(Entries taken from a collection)
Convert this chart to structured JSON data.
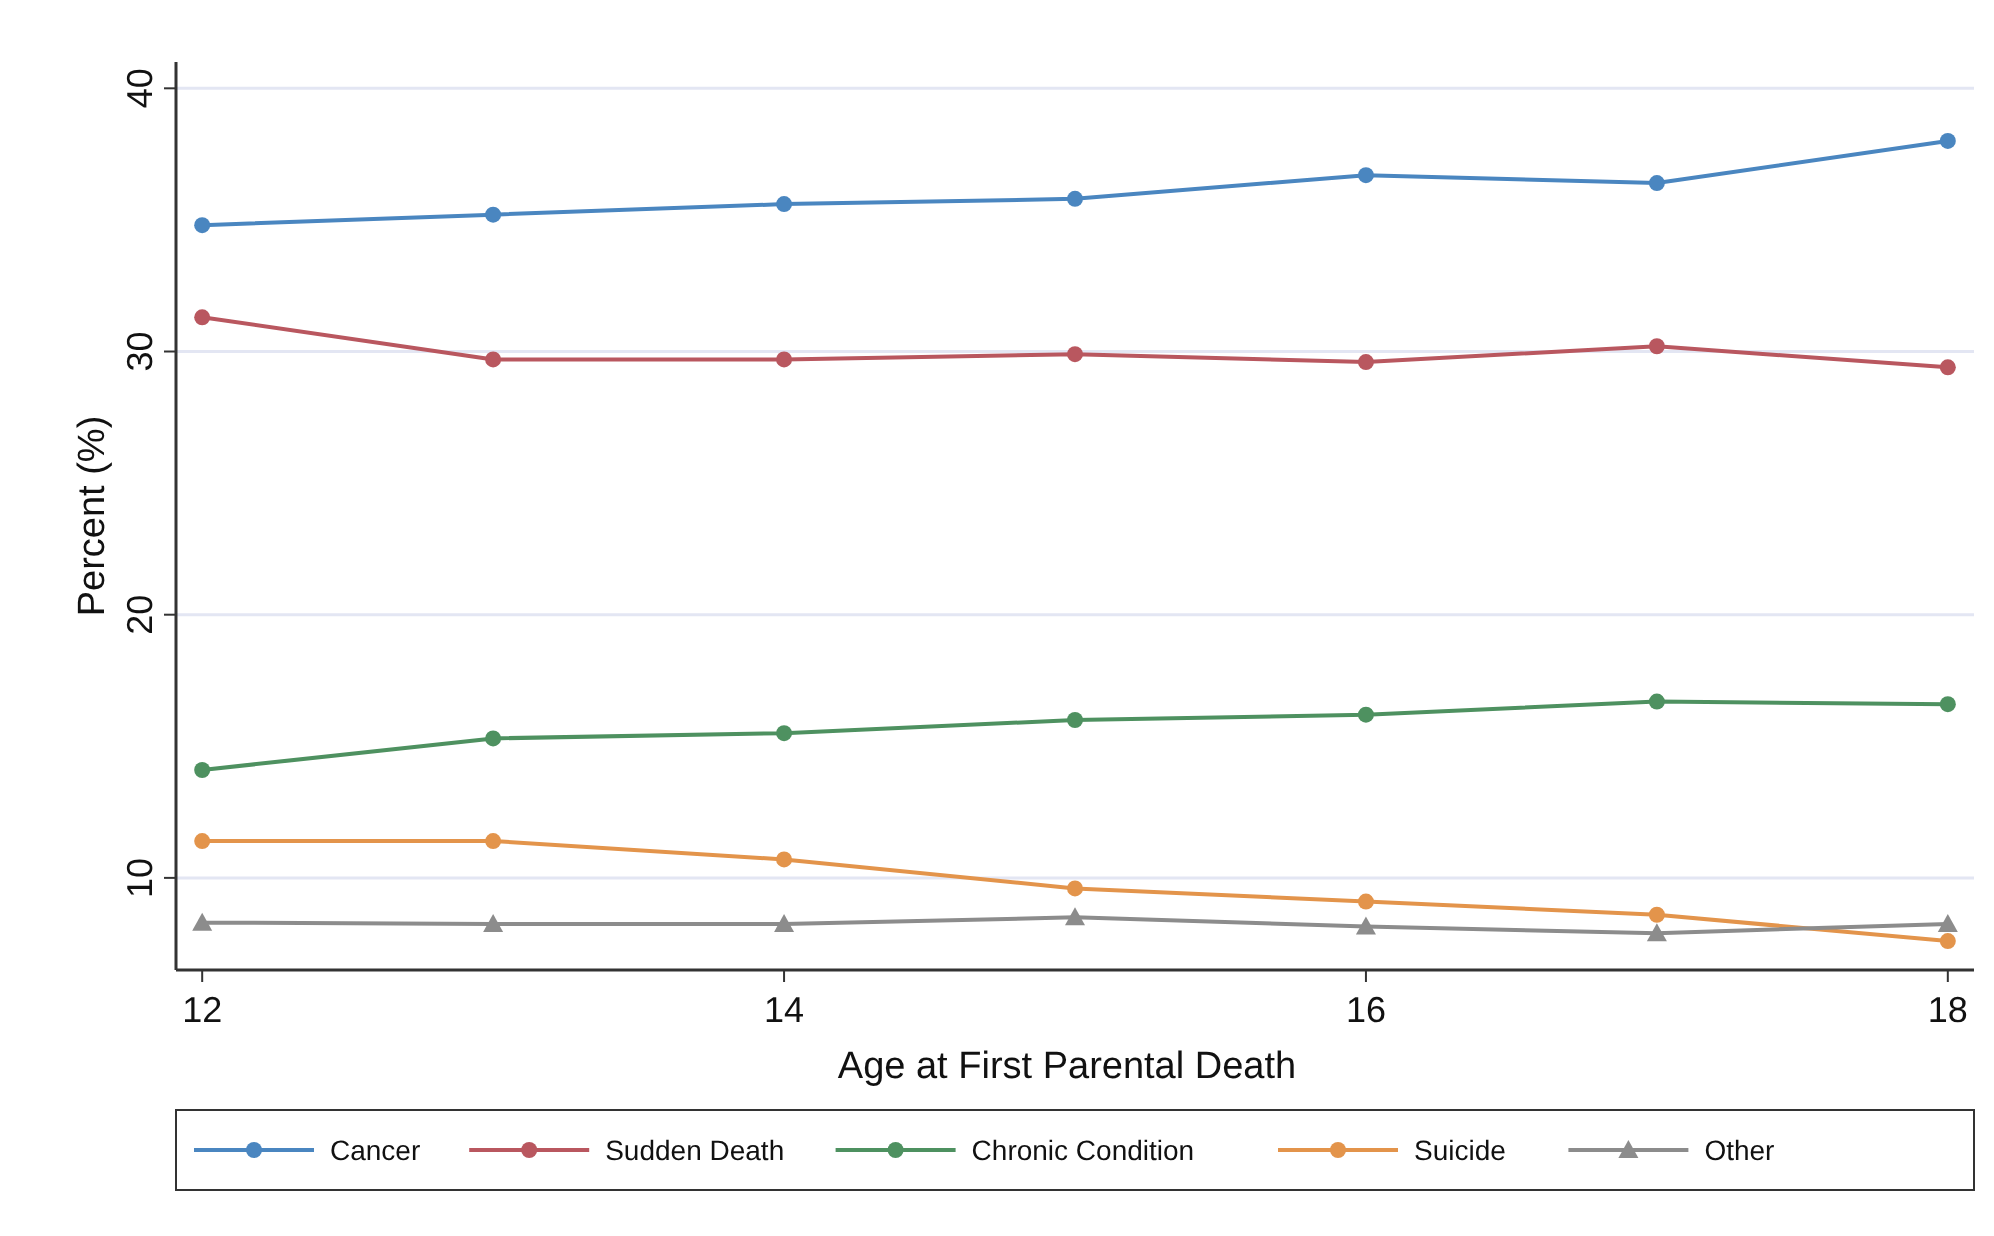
{
  "chart_data": {
    "type": "line",
    "xlabel": "Age at First Parental Death",
    "ylabel": "Percent (%)",
    "x": [
      12,
      13,
      14,
      15,
      16,
      17,
      18
    ],
    "xlim": [
      11.91,
      18.09
    ],
    "xticks": [
      12,
      14,
      16,
      18
    ],
    "ylim": [
      6.5,
      41
    ],
    "yticks": [
      10,
      20,
      30,
      40
    ],
    "grid": "y",
    "legend": "bottom",
    "marker": "circle",
    "line_style": "solid",
    "series": [
      {
        "name": "Cancer",
        "color": "#4a86c0",
        "values": [
          34.8,
          35.2,
          35.6,
          35.8,
          36.7,
          36.4,
          38.0
        ]
      },
      {
        "name": "Sudden Death",
        "color": "#b9575f",
        "values": [
          31.3,
          29.7,
          29.7,
          29.9,
          29.6,
          30.2,
          29.4
        ]
      },
      {
        "name": "Chronic Condition",
        "color": "#4e9160",
        "values": [
          14.1,
          15.3,
          15.5,
          16.0,
          16.2,
          16.7,
          16.6
        ]
      },
      {
        "name": "Suicide",
        "color": "#e3944b",
        "values": [
          11.4,
          11.4,
          10.7,
          9.6,
          9.1,
          8.6,
          7.6
        ]
      },
      {
        "name": "Other",
        "color": "#8c8c8c",
        "marker": "triangle",
        "values": [
          8.3,
          8.25,
          8.25,
          8.5,
          8.15,
          7.9,
          8.25
        ]
      }
    ]
  }
}
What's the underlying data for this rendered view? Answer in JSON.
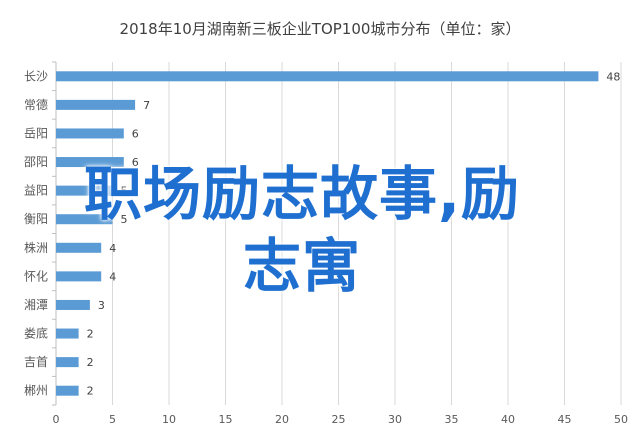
{
  "chart_data": {
    "type": "bar",
    "orientation": "horizontal",
    "title": "2018年10月湖南新三板企业TOP100城市分布（单位：家）",
    "categories": [
      "长沙",
      "常德",
      "岳阳",
      "邵阳",
      "益阳",
      "衡阳",
      "株洲",
      "怀化",
      "湘潭",
      "娄底",
      "吉首",
      "郴州"
    ],
    "values": [
      48,
      7,
      6,
      6,
      5,
      5,
      4,
      4,
      3,
      2,
      2,
      2
    ],
    "xlim": [
      0,
      50
    ],
    "x_ticks": [
      0,
      5,
      10,
      15,
      20,
      25,
      30,
      35,
      40,
      45,
      50
    ],
    "grid": true,
    "bar_color": "#5b9bd5"
  },
  "overlay": {
    "line1": "职场励志故事,励",
    "line2": "志寓"
  }
}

=== Stated exercise ===
Give an exact copy of the material, leaving out every picture.

=== Task answer ===
Convert this chart to structured JSON data.
{
  "chart_data": {
    "type": "line",
    "xlabel": "Age at First Parental Death",
    "ylabel": "Percent (%)",
    "x": [
      12,
      13,
      14,
      15,
      16,
      17,
      18
    ],
    "xlim": [
      11.91,
      18.09
    ],
    "xticks": [
      12,
      14,
      16,
      18
    ],
    "ylim": [
      6.5,
      41
    ],
    "yticks": [
      10,
      20,
      30,
      40
    ],
    "grid": "y",
    "legend": "bottom",
    "marker": "circle",
    "line_style": "solid",
    "series": [
      {
        "name": "Cancer",
        "color": "#4a86c0",
        "values": [
          34.8,
          35.2,
          35.6,
          35.8,
          36.7,
          36.4,
          38.0
        ]
      },
      {
        "name": "Sudden Death",
        "color": "#b9575f",
        "values": [
          31.3,
          29.7,
          29.7,
          29.9,
          29.6,
          30.2,
          29.4
        ]
      },
      {
        "name": "Chronic Condition",
        "color": "#4e9160",
        "values": [
          14.1,
          15.3,
          15.5,
          16.0,
          16.2,
          16.7,
          16.6
        ]
      },
      {
        "name": "Suicide",
        "color": "#e3944b",
        "values": [
          11.4,
          11.4,
          10.7,
          9.6,
          9.1,
          8.6,
          7.6
        ]
      },
      {
        "name": "Other",
        "color": "#8c8c8c",
        "marker": "triangle",
        "values": [
          8.3,
          8.25,
          8.25,
          8.5,
          8.15,
          7.9,
          8.25
        ]
      }
    ]
  }
}
What's the underlying data for this rendered view? Answer in JSON.
{
  "chart_data": {
    "type": "bar",
    "orientation": "horizontal",
    "title": "2018年10月湖南新三板企业TOP100城市分布（单位：家）",
    "categories": [
      "长沙",
      "常德",
      "岳阳",
      "邵阳",
      "益阳",
      "衡阳",
      "株洲",
      "怀化",
      "湘潭",
      "娄底",
      "吉首",
      "郴州"
    ],
    "values": [
      48,
      7,
      6,
      6,
      5,
      5,
      4,
      4,
      3,
      2,
      2,
      2
    ],
    "xlim": [
      0,
      50
    ],
    "x_ticks": [
      0,
      5,
      10,
      15,
      20,
      25,
      30,
      35,
      40,
      45,
      50
    ],
    "grid": true,
    "bar_color": "#5b9bd5"
  },
  "overlay": {
    "line1": "职场励志故事,励",
    "line2": "志寓"
  }
}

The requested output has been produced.